**Set problem:**
From the listing below, pull out every line where the string "value" appears.

**Source records:**
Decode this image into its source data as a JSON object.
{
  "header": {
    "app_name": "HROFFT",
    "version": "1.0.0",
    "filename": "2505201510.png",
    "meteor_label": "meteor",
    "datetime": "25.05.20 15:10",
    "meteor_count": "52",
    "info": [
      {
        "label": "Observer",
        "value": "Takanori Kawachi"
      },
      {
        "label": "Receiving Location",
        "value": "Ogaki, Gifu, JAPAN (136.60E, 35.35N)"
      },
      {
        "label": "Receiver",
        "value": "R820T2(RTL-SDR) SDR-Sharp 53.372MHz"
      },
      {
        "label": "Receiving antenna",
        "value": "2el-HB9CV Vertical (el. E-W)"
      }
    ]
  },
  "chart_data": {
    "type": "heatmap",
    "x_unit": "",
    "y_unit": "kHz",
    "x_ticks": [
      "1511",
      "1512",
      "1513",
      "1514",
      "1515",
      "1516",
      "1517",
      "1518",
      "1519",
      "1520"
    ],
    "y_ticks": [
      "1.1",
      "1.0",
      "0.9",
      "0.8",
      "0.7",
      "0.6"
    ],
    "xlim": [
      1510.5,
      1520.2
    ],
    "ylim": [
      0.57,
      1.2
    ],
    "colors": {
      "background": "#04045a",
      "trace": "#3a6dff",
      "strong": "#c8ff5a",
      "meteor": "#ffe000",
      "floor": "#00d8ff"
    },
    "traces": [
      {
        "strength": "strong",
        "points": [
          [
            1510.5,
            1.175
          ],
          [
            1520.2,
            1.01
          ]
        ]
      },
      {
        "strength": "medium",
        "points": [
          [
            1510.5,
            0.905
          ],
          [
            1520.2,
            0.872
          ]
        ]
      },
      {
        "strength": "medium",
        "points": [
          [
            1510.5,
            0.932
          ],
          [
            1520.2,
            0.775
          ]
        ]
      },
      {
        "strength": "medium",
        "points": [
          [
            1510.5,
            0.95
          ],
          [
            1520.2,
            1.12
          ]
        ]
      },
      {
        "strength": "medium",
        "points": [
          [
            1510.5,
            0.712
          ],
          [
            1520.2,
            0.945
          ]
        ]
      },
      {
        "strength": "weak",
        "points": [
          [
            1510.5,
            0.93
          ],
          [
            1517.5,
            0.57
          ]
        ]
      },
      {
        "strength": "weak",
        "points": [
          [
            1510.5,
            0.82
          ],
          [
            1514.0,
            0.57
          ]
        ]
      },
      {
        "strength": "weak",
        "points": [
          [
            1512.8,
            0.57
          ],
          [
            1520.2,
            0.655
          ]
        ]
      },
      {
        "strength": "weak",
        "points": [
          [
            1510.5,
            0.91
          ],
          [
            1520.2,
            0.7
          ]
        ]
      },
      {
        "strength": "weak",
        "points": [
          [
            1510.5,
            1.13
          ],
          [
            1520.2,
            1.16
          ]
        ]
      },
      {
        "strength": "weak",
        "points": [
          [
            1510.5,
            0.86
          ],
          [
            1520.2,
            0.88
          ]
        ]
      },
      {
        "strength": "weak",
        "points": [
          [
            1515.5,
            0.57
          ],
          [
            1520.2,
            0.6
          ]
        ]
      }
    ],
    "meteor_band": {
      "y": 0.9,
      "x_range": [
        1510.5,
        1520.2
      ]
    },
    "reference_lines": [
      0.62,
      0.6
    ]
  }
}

**Answer to the exercise:**
        "value": "Takanori Kawachi"
        "value": "Ogaki, Gifu, JAPAN (136.60E, 35.35N)"
        "value": "R820T2(RTL-SDR) SDR-Sharp 53.372MHz"
        "value": "2el-HB9CV Vertical (el. E-W)"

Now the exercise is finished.